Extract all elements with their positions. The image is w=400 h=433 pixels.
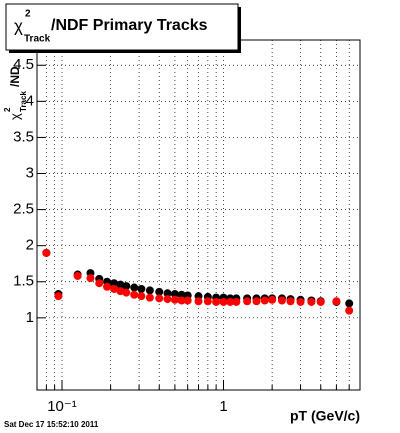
title-box [5,3,239,51]
marker [286,297,295,306]
y-label: χ 2 Track /ND [3,66,28,120]
timestamp: Sat Dec 17 15:52:10 2011 [4,420,99,429]
y-label-sup: 2 [3,107,12,112]
marker [103,282,112,291]
marker [145,293,154,302]
title-text: /NDF Primary Tracks [51,17,208,34]
marker [212,297,221,306]
y-tick-label: 4.5 [13,56,34,73]
y-label-symbol: χ [7,113,22,120]
y-label-text: /ND [8,66,22,87]
marker [226,297,235,306]
marker [86,274,95,283]
marker [163,295,172,304]
marker [73,271,82,280]
marker [122,282,131,291]
marker [252,297,261,306]
marker [316,297,325,306]
y-tick-label: 2.5 [13,201,34,218]
marker [232,297,241,306]
marker [296,297,305,306]
marker [194,297,203,306]
marker [268,295,277,304]
marker [163,289,172,298]
y-tick-label: 1.5 [13,273,34,290]
y-label-sub: Track [19,91,28,112]
plot-area: 1 1.5 2 2.5 3 3.5 4 4.5 10⁻¹ 1 [13,40,361,415]
marker [177,296,186,305]
marker [203,297,212,306]
marker [137,292,146,301]
title-sup: 2 [25,9,31,20]
y-tick-label: 4 [26,92,34,109]
y-tick-label: 3.5 [13,128,34,145]
marker [145,286,154,295]
title-symbol: χ [14,16,23,35]
marker [243,297,252,306]
title-sub: Track [24,34,51,45]
marker [345,299,354,308]
marker [54,292,63,301]
marker [170,290,179,299]
marker [137,284,146,293]
marker [183,296,192,305]
marker [110,284,119,293]
marker [219,297,228,306]
y-tick-label: 3 [26,164,34,181]
marker [307,297,316,306]
x-tick-label: 10⁻¹ [47,398,77,415]
marker [42,248,51,257]
y-tick-label: 1 [26,309,34,326]
marker [345,306,354,315]
marker [110,279,119,288]
y-tick-label: 2 [26,237,34,254]
marker [177,290,186,299]
x-tick-label: 1 [219,398,227,415]
marker [130,290,139,299]
marker [155,294,164,303]
marker [155,287,164,296]
marker [122,288,131,297]
x-label: pT (GeV/c) [290,408,360,424]
marker [277,296,286,305]
marker [130,283,139,292]
marker [332,297,341,306]
marker [260,296,269,305]
marker [170,295,179,304]
marker [95,279,104,288]
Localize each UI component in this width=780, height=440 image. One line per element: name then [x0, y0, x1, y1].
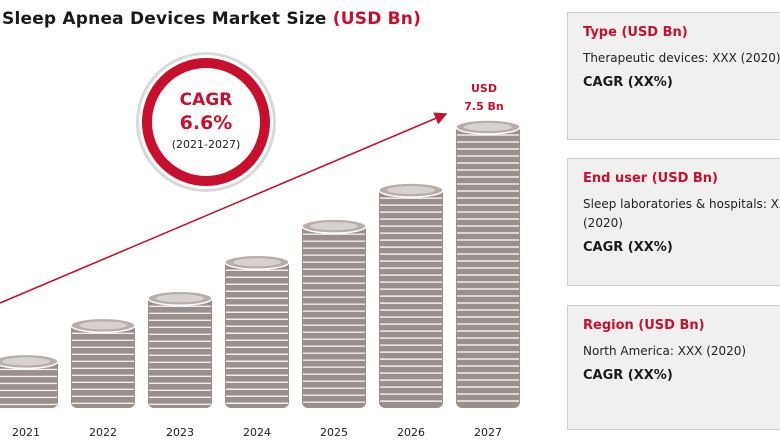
x-tick-label: 2027 [474, 426, 502, 439]
bar-2024 [224, 254, 290, 408]
panel-line: (2020) [583, 216, 623, 230]
cagr-badge: CAGR 6.6% (2021-2027) [142, 58, 270, 186]
bar-2025 [301, 218, 367, 408]
chart-title-main: Sleep Apnea Devices Market Size [2, 9, 327, 29]
panel-description: Sleep laboratories & hospitals: XXX (202… [583, 195, 780, 233]
panel-title: Type (USD Bn) [583, 25, 688, 40]
x-tick-label: 2023 [166, 426, 194, 439]
panel-cagr: CAGR (XX%) [583, 75, 673, 90]
x-tick-label: 2025 [320, 426, 348, 439]
x-tick-label: 2021 [12, 426, 40, 439]
x-axis-ticks: 2021 2022 2023 2024 2025 2026 2027 [12, 426, 502, 439]
cagr-label: CAGR [179, 90, 233, 110]
chart-title-unit: (USD Bn) [332, 9, 422, 29]
bar-chart: 2021 2022 2023 2024 2025 2026 2027 USD 7.5 Bn [0, 82, 521, 439]
cagr-value: 6.6% [179, 112, 233, 134]
bar-2023 [147, 290, 213, 408]
panel-description: North America: XXX (2020) [583, 342, 780, 361]
x-tick-label: 2024 [243, 426, 271, 439]
bar-2021 [0, 353, 59, 408]
x-tick-label: 2026 [397, 426, 425, 439]
chart-area: Sleep Apnea Devices Market Size (USD Bn)… [0, 9, 521, 439]
chart-title: Sleep Apnea Devices Market Size (USD Bn) [2, 9, 421, 29]
value-callout-amount: 7.5 Bn [464, 100, 504, 113]
cagr-period: (2021-2027) [171, 138, 241, 151]
panel-title: Region (USD Bn) [583, 318, 705, 333]
panel-line: North America: XXX (2020) [583, 344, 747, 358]
panel-cagr: CAGR (XX%) [583, 368, 673, 383]
bar-group [0, 119, 521, 408]
panel-line: Therapeutic devices: XXX (2020) [583, 51, 780, 65]
x-tick-label: 2022 [89, 426, 117, 439]
panel-title: End user (USD Bn) [583, 171, 718, 186]
trend-arrow [0, 112, 448, 304]
panel-line: Sleep laboratories & hospitals: XXX [583, 197, 780, 211]
bar-2027 [455, 119, 521, 408]
bar-2026 [378, 182, 444, 408]
panel-end-user: End user (USD Bn) Sleep laboratories & h… [567, 158, 780, 286]
panel-cagr: CAGR (XX%) [583, 240, 673, 255]
value-callout-unit: USD [471, 82, 497, 95]
panel-description: Therapeutic devices: XXX (2020) [583, 49, 780, 68]
panel-type: Type (USD Bn) Therapeutic devices: XXX (… [567, 12, 780, 140]
bar-2022 [70, 317, 136, 408]
panel-region: Region (USD Bn) North America: XXX (2020… [567, 305, 780, 430]
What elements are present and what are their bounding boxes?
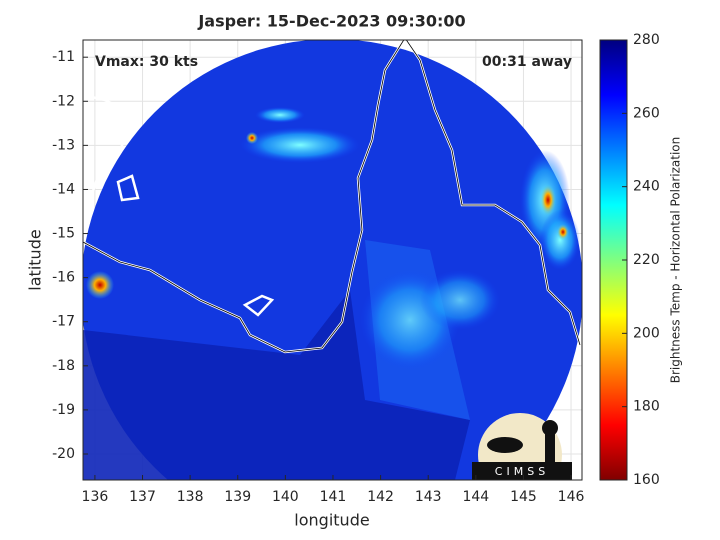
x-tick-label: 143 — [415, 489, 442, 505]
y-tick-label: -16 — [52, 270, 75, 286]
y-tick-label: -11 — [52, 49, 75, 65]
x-tick-label: 139 — [224, 489, 251, 505]
x-tick-label: 146 — [558, 489, 585, 505]
annotation: Vmax: 30 kts — [95, 54, 198, 70]
y-tick-label: -17 — [52, 314, 75, 330]
colorbar-tick-label: 180 — [633, 399, 660, 415]
y-tick-label: -12 — [52, 93, 75, 109]
y-tick-label: -20 — [52, 446, 75, 462]
x-tick-label: 138 — [177, 489, 204, 505]
y-tick-label: -15 — [52, 226, 75, 242]
y-tick-label: -19 — [52, 402, 75, 418]
chart-title: Jasper: 15-Dec-2023 09:30:00 — [197, 12, 465, 31]
logo: CIMSS — [472, 413, 572, 480]
x-tick-label: 136 — [82, 489, 109, 505]
colorbar-tick-label: 280 — [633, 32, 660, 48]
x-tick-label: 142 — [367, 489, 394, 505]
y-tick-label: -14 — [52, 181, 75, 197]
colorbar-label: Brightness Temp - Horizontal Polarizatio… — [669, 137, 683, 384]
x-tick-label: 137 — [129, 489, 156, 505]
annotation: 00:31 away — [482, 54, 572, 70]
x-tick-label: 144 — [462, 489, 489, 505]
y-tick-label: -18 — [52, 358, 75, 374]
x-axis-label: longitude — [294, 511, 369, 530]
x-tick-label: 145 — [510, 489, 537, 505]
imagery: CIMSS — [83, 40, 582, 480]
logo-text: CIMSS — [495, 465, 549, 478]
x-tick-label: 141 — [320, 489, 347, 505]
colorbar-tick-label: 260 — [633, 105, 660, 121]
x-tick-label: 140 — [272, 489, 299, 505]
colorbar-tick-label: 240 — [633, 179, 660, 195]
colorbar-tick-label: 160 — [633, 472, 660, 488]
y-axis-label: latitude — [26, 229, 45, 290]
colorbar-tick-label: 220 — [633, 252, 660, 268]
colorbar-tick-label: 200 — [633, 325, 660, 341]
y-tick-label: -13 — [52, 137, 75, 153]
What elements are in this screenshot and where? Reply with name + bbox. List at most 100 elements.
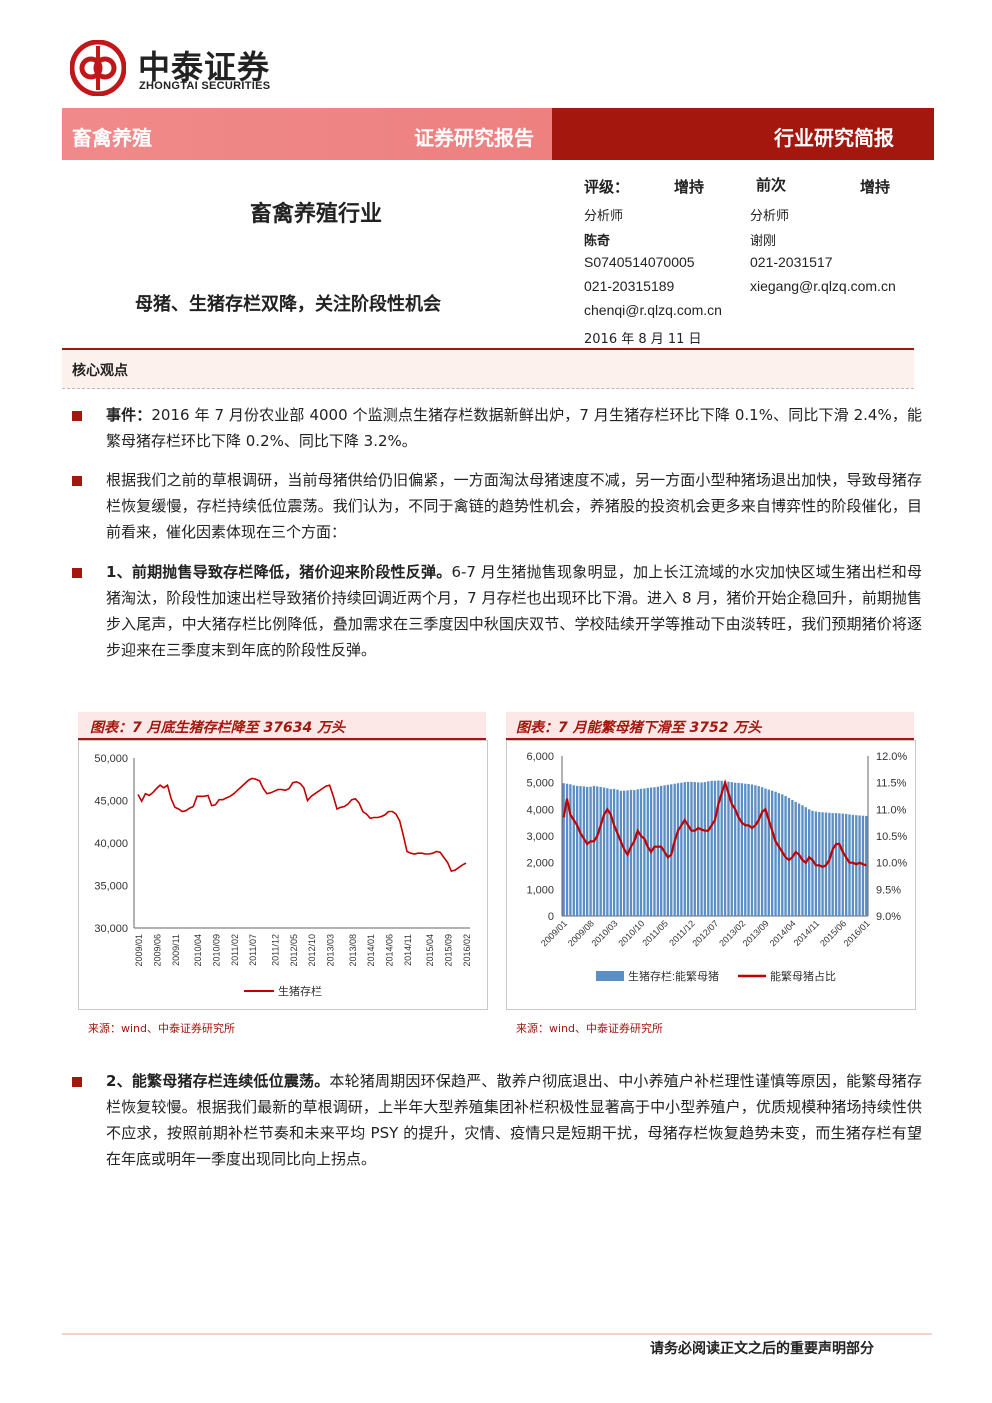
chart1-title-bar	[78, 712, 486, 740]
bar-sow-inventory	[576, 785, 579, 916]
y2-tick-label: 11.0%	[876, 804, 907, 816]
bar-sow-inventory	[606, 788, 609, 916]
bar-sow-inventory	[690, 781, 693, 916]
analyst2-name: 谢刚	[750, 234, 777, 249]
prev-rating-label: 前次	[756, 176, 787, 194]
core-view-header	[62, 348, 914, 389]
bar-sow-inventory	[703, 782, 707, 916]
x-tick-label: 2011/05	[640, 918, 670, 948]
bar-sow-inventory	[767, 789, 770, 916]
bar-sow-inventory	[828, 812, 831, 916]
x-tick-label: 2012/10	[307, 934, 317, 967]
banner-left-bg	[62, 108, 552, 160]
bar-sow-inventory	[811, 810, 814, 916]
bar-sow-inventory	[676, 783, 680, 916]
x-tick-label: 2010/03	[589, 918, 619, 948]
bar-sow-inventory	[727, 781, 730, 916]
bar-sow-inventory	[777, 793, 781, 916]
paragraph-lead: 2、能繁母猪存栏连续低位震荡。	[106, 1072, 330, 1090]
x-tick-label: 2009/06	[152, 934, 162, 967]
industry-title: 畜禽养殖行业	[250, 202, 383, 227]
bar-sow-inventory	[596, 786, 599, 916]
bullet-icon	[72, 476, 82, 486]
legend-label: 能繁母猪占比	[770, 969, 836, 983]
analyst1-phone: 021-20315189	[584, 278, 675, 294]
analyst2-email[interactable]: xiegang@r.qlzq.com.cn	[750, 278, 896, 294]
core-view-title: 核心观点	[72, 363, 128, 379]
bar-sow-inventory	[851, 814, 855, 916]
bar-sow-inventory	[757, 786, 760, 916]
bar-sow-inventory	[821, 812, 824, 916]
bar-sow-inventory	[646, 788, 649, 916]
series-line-sow-ratio	[562, 779, 867, 869]
x-tick-label: 2013/08	[348, 934, 358, 967]
analyst1-email[interactable]: chenqi@r.qlzq.com.cn	[584, 302, 722, 318]
bar-sow-inventory	[592, 785, 596, 916]
paragraph-event: 事件：2016 年 7 月份农业部 4000 个监测点生猪存栏数据新鲜出炉，7 …	[106, 402, 922, 454]
bar-sow-inventory	[680, 782, 683, 916]
bar-sow-inventory	[720, 780, 723, 916]
y-tick-label: 2,000	[526, 858, 554, 870]
rating-value: 增持	[674, 178, 705, 196]
x-tick-label: 2015/04	[425, 934, 435, 967]
bar-sow-inventory	[683, 782, 686, 916]
bar-sow-inventory	[740, 783, 744, 916]
y-tick-label: 4,000	[526, 804, 554, 816]
x-tick-label: 2012/05	[289, 934, 299, 967]
legend-label: 生猪存栏:能繁母猪	[628, 969, 719, 983]
bar-sow-inventory	[660, 785, 663, 916]
chart2-frame	[506, 740, 916, 1010]
x-tick-label: 2013/09	[741, 918, 771, 948]
bar-sow-inventory	[623, 790, 626, 916]
banner-right-bg	[552, 108, 934, 160]
bar-sow-inventory	[865, 815, 868, 916]
x-tick-label: 2014/04	[768, 918, 798, 948]
bar-sow-inventory	[855, 815, 858, 916]
x-tick-label: 2014/11	[403, 934, 413, 966]
y-tick-label: 35,000	[94, 881, 128, 893]
bar-sow-inventory	[572, 785, 575, 916]
bar-sow-inventory	[858, 815, 861, 916]
analyst1-name: 陈奇	[584, 234, 611, 249]
rating-label: 评级：	[584, 178, 630, 196]
paragraph-text: 本轮猪周期因环保趋严、散养户彻底退出、中小养殖户补栏理性谨慎等原因，能繁母猪存栏…	[106, 1072, 922, 1168]
bar-sow-inventory	[562, 783, 565, 916]
x-tick-label: 2010/10	[616, 918, 646, 948]
y-tick-label: 0	[548, 911, 554, 923]
sow-inventory-chart: 6,000 5,000 4,000 3,000 2,000 1,000 0 12.0% 11.5…	[526, 751, 907, 983]
x-tick-label: 2011/12	[270, 934, 280, 966]
bar-sow-inventory	[636, 789, 639, 916]
x-tick-label: 2011/07	[248, 934, 258, 966]
bar-sow-inventory	[589, 786, 592, 916]
bar-sow-inventory	[861, 815, 865, 916]
bar-sow-inventory	[710, 780, 713, 916]
bullet-icon	[72, 1077, 82, 1087]
bar-sow-inventory	[609, 789, 612, 916]
y2-tick-label: 9.0%	[876, 911, 901, 923]
bar-sow-inventory	[616, 789, 619, 916]
logo-en-text: ZHONGTAI SECURITIES	[139, 80, 271, 92]
bar-sow-inventory	[750, 784, 754, 916]
footer-disclaimer: 请务必阅读正文之后的重要声明部分	[650, 1341, 874, 1357]
x-tick-label: 2016/02	[462, 934, 472, 967]
y2-tick-label: 10.0%	[876, 858, 907, 870]
chart1-frame	[78, 740, 488, 1010]
bar-sow-inventory	[841, 813, 844, 916]
analyst1-cert: S0740514070005	[584, 254, 695, 270]
bar-sow-inventory	[794, 801, 797, 916]
y2-tick-label: 11.5%	[876, 778, 907, 790]
y-tick-label: 6,000	[526, 751, 554, 763]
zhongtai-logo-icon	[69, 39, 127, 97]
bar-sow-inventory	[808, 809, 811, 916]
bar-sow-inventory	[754, 785, 757, 916]
bullet-icon	[72, 411, 82, 421]
prev-rating-value: 增持	[860, 178, 891, 196]
banner-industry: 畜禽养殖	[72, 126, 152, 150]
y-tick-label: 40,000	[94, 838, 128, 850]
bar-sow-inventory	[602, 787, 606, 916]
y-tick-label: 30,000	[94, 923, 128, 935]
bar-sow-inventory	[673, 783, 676, 916]
y2-tick-label: 12.0%	[876, 751, 907, 763]
x-tick-label: 2014/11	[792, 918, 822, 948]
x-tick-label: 2010/09	[211, 934, 221, 967]
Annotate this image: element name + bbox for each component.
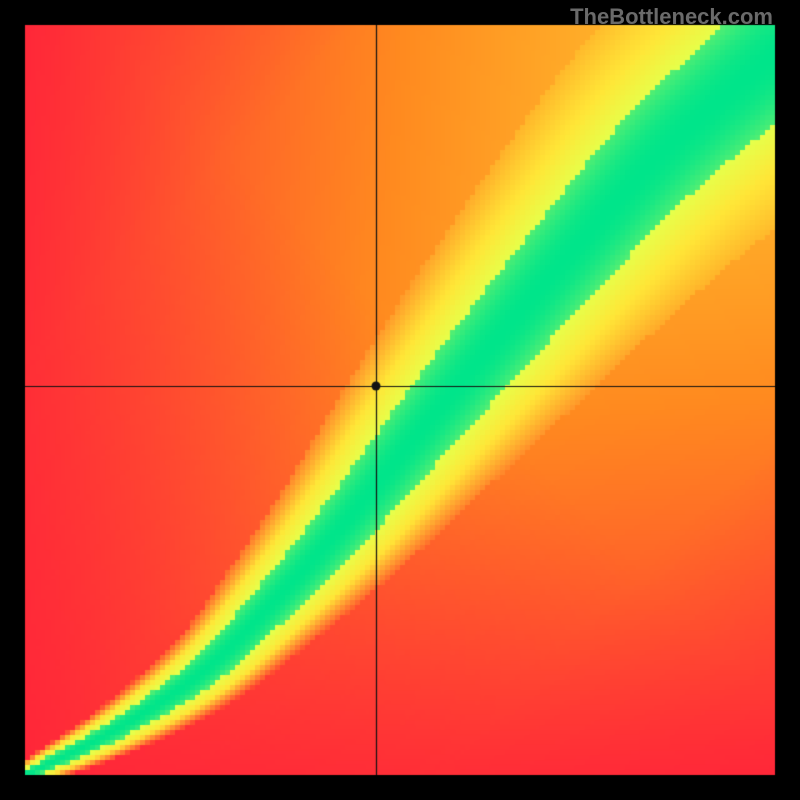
heatmap-canvas: [0, 0, 800, 800]
watermark-label: TheBottleneck.com: [570, 4, 773, 30]
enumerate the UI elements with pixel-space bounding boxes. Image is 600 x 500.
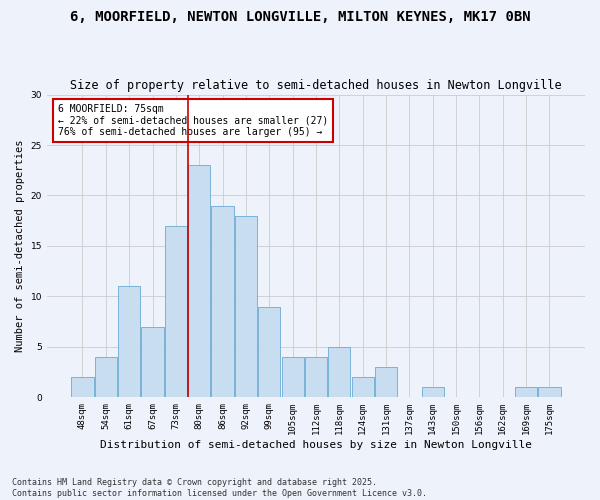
☆ ☆ ☆ ☆ ☆
# The request:
Put the lines of the material from the line containing "712, 486, 740]" through the line containing "paragraph-event: 事件：2016 年" into a Markdown table with the columns Row and Entry. Each row should hold a running number and one line, with blank lines omitted.

# Output of the exercise:
| Row | Entry |
|---|---|
| 1 | chart1-title-bar	[78, 712, 486, 740] |
| 2 | bar-sow-inventory	[576, 785, 579, 916] |
| 3 | y2-tick-label: 11.0%	[876, 804, 907, 816] |
| 4 | bar-sow-inventory	[606, 788, 609, 916] |
| 5 | bar-sow-inventory	[690, 781, 693, 916] |
| 6 | analyst2-name: 谢刚	[750, 234, 777, 249] |
| 7 | prev-rating-label: 前次	[756, 176, 787, 194] |
| 8 | core-view-header	[62, 348, 914, 389] |
| 9 | bar-sow-inventory	[703, 782, 707, 916] |
| 10 | x-tick-label: 2011/05	[640, 918, 670, 948] |
| 11 | bar-sow-inventory	[767, 789, 770, 916] |
| 12 | bar-sow-inventory	[828, 812, 831, 916] |
| 13 | x-tick-label: 2012/10	[307, 934, 317, 967] |
| 14 | banner-left-bg	[62, 108, 552, 160] |
| 15 | bar-sow-inventory	[811, 810, 814, 916] |
| 16 | bar-sow-inventory	[676, 783, 680, 916] |
| 17 | x-tick-label: 2010/03	[589, 918, 619, 948] |
| 18 | bar-sow-inventory	[727, 781, 730, 916] |
| 19 | bar-sow-inventory	[777, 793, 781, 916] |
| 20 | paragraph-lead: 2、能繁母猪存栏连续低位震荡。	[106, 1072, 330, 1090] |
| 21 | x-tick-label: 2009/06	[152, 934, 162, 967] |
| 22 | industry-title: 畜禽养殖行业	[250, 202, 383, 227] |
| 23 | bar-sow-inventory	[596, 786, 599, 916] |
| 24 | bullet-icon	[72, 476, 82, 486] |
| 25 | legend-label: 能繁母猪占比	[770, 969, 836, 983] |
| 26 | analyst1-phone: 021-20315189	[584, 278, 675, 294] |
| 27 | analyst2-email[interactable]: xiegang@r.qlzq.com.cn	[750, 278, 896, 294] |
| 28 | core-view-title: 核心观点	[72, 363, 128, 379] |
| 29 | bar-sow-inventory	[851, 814, 855, 916] |
| 30 | bar-sow-inventory	[757, 786, 760, 916] |
| 31 | bar-sow-inventory	[821, 812, 824, 916] |
| 32 | bar-sow-inventory	[646, 788, 649, 916] |
| 33 | series-line-sow-ratio	[562, 779, 867, 869] |
| 34 | x-tick-label: 2013/08	[348, 934, 358, 967] |
| 35 | analyst1-email[interactable]: chenqi@r.qlzq.com.cn	[584, 302, 722, 318] |
| 36 | bar-sow-inventory	[592, 785, 596, 916] |
| 37 | paragraph-event: 事件：2016 年 7 月份农业部 4000 个监测点生猪存栏数据新鲜出炉，7 …	[106, 402, 922, 454] |